Start Data shown

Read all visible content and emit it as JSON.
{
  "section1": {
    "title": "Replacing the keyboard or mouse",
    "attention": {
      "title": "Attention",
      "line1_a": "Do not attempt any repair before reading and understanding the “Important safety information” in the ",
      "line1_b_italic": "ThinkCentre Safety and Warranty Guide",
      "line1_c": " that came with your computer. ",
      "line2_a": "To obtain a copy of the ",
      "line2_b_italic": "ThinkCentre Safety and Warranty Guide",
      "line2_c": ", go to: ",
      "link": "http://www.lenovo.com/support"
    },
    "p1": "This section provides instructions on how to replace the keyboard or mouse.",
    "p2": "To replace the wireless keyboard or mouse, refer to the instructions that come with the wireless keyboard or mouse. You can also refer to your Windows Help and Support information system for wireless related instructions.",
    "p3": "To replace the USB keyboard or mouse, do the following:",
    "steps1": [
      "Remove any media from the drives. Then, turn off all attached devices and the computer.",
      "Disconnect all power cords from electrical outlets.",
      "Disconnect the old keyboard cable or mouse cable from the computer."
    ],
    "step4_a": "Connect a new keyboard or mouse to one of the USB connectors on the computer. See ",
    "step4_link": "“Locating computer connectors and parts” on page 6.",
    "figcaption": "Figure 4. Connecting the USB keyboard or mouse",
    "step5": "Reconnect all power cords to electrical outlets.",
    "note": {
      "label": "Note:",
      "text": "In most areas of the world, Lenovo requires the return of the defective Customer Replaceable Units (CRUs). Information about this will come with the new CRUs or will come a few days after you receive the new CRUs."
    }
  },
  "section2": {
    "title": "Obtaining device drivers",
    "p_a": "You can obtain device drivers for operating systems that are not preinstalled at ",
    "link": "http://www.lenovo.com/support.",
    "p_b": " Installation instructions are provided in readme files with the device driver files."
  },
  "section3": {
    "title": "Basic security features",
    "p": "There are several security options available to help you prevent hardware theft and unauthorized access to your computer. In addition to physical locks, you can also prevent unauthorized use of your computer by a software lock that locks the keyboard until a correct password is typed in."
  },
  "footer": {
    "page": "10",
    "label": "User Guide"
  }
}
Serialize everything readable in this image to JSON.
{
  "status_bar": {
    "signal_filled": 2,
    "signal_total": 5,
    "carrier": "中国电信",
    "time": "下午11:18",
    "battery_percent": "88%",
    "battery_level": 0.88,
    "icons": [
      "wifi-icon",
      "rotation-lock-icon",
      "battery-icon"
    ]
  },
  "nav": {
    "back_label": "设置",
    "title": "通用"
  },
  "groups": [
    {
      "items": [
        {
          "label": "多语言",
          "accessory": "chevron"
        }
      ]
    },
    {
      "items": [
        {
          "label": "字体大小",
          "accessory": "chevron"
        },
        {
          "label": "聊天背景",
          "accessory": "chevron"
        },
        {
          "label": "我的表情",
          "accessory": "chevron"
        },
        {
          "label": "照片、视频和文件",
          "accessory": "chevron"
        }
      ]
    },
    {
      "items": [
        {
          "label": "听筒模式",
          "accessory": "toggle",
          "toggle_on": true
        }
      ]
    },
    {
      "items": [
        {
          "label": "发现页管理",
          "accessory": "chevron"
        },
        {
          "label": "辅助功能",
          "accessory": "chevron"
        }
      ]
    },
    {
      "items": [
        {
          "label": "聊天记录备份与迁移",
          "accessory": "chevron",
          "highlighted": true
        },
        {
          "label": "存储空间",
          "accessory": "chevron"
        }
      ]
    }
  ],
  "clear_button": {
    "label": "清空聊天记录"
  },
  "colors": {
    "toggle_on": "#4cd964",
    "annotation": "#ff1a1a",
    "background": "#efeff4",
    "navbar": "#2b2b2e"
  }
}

End Data shown

— Written instruction —
Word for word, restate all of the data shown above.

— Result of this task —
Read all visible content and emit it as JSON.
{
  "section1": {
    "title": "Replacing the keyboard or mouse",
    "attention": {
      "title": "Attention",
      "line1_a": "Do not attempt any repair before reading and understanding the “Important safety information” in the ",
      "line1_b_italic": "ThinkCentre Safety and Warranty Guide",
      "line1_c": " that came with your computer. ",
      "line2_a": "To obtain a copy of the ",
      "line2_b_italic": "ThinkCentre Safety and Warranty Guide",
      "line2_c": ", go to: ",
      "link": "http://www.lenovo.com/support"
    },
    "p1": "This section provides instructions on how to replace the keyboard or mouse.",
    "p2": "To replace the wireless keyboard or mouse, refer to the instructions that come with the wireless keyboard or mouse. You can also refer to your Windows Help and Support information system for wireless related instructions.",
    "p3": "To replace the USB keyboard or mouse, do the following:",
    "steps1": [
      "Remove any media from the drives. Then, turn off all attached devices and the computer.",
      "Disconnect all power cords from electrical outlets.",
      "Disconnect the old keyboard cable or mouse cable from the computer."
    ],
    "step4_a": "Connect a new keyboard or mouse to one of the USB connectors on the computer. See ",
    "step4_link": "“Locating computer connectors and parts” on page 6.",
    "figcaption": "Figure 4. Connecting the USB keyboard or mouse",
    "step5": "Reconnect all power cords to electrical outlets.",
    "note": {
      "label": "Note:",
      "text": "In most areas of the world, Lenovo requires the return of the defective Customer Replaceable Units (CRUs). Information about this will come with the new CRUs or will come a few days after you receive the new CRUs."
    }
  },
  "section2": {
    "title": "Obtaining device drivers",
    "p_a": "You can obtain device drivers for operating systems that are not preinstalled at ",
    "link": "http://www.lenovo.com/support.",
    "p_b": " Installation instructions are provided in readme files with the device driver files."
  },
  "section3": {
    "title": "Basic security features",
    "p": "There are several security options available to help you prevent hardware theft and unauthorized access to your computer. In addition to physical locks, you can also prevent unauthorized use of your computer by a software lock that locks the keyboard until a correct password is typed in."
  },
  "footer": {
    "page": "10",
    "label": "User Guide"
  }
}
Serialize everything readable in this image to JSON.
{
  "status_bar": {
    "signal_filled": 2,
    "signal_total": 5,
    "carrier": "中国电信",
    "time": "下午11:18",
    "battery_percent": "88%",
    "battery_level": 0.88,
    "icons": [
      "wifi-icon",
      "rotation-lock-icon",
      "battery-icon"
    ]
  },
  "nav": {
    "back_label": "设置",
    "title": "通用"
  },
  "groups": [
    {
      "items": [
        {
          "label": "多语言",
          "accessory": "chevron"
        }
      ]
    },
    {
      "items": [
        {
          "label": "字体大小",
          "accessory": "chevron"
        },
        {
          "label": "聊天背景",
          "accessory": "chevron"
        },
        {
          "label": "我的表情",
          "accessory": "chevron"
        },
        {
          "label": "照片、视频和文件",
          "accessory": "chevron"
        }
      ]
    },
    {
      "items": [
        {
          "label": "听筒模式",
          "accessory": "toggle",
          "toggle_on": true
        }
      ]
    },
    {
      "items": [
        {
          "label": "发现页管理",
          "accessory": "chevron"
        },
        {
          "label": "辅助功能",
          "accessory": "chevron"
        }
      ]
    },
    {
      "items": [
        {
          "label": "聊天记录备份与迁移",
          "accessory": "chevron",
          "highlighted": true
        },
        {
          "label": "存储空间",
          "accessory": "chevron"
        }
      ]
    }
  ],
  "clear_button": {
    "label": "清空聊天记录"
  },
  "colors": {
    "toggle_on": "#4cd964",
    "annotation": "#ff1a1a",
    "background": "#efeff4",
    "navbar": "#2b2b2e"
  }
}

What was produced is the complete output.